__INSTRUCTION__: Single out each line with the word "level" and copy it.

__GIVEN DATA__:
########################################

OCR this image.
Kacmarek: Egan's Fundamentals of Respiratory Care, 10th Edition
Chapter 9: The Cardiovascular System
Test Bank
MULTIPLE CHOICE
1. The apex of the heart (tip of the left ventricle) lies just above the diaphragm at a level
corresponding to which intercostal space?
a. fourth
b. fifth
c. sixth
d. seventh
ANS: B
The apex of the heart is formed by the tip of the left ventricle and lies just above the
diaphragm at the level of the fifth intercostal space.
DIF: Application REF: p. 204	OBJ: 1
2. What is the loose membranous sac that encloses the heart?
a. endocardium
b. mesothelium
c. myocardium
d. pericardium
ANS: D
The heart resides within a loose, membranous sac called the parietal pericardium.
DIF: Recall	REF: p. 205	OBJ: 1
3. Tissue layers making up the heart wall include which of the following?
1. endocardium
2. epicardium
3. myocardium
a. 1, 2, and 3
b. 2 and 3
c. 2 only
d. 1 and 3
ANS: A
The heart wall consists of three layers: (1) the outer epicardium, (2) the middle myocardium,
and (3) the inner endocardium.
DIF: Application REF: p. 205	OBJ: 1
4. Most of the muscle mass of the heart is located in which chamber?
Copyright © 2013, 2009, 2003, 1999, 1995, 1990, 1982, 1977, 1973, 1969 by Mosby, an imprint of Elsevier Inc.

########################################

__WORKED SOLUTION__:
1. The apex of the heart (tip of the left ventricle) lies just above the diaphragm at a level
diaphragm at the level of the fifth intercostal space.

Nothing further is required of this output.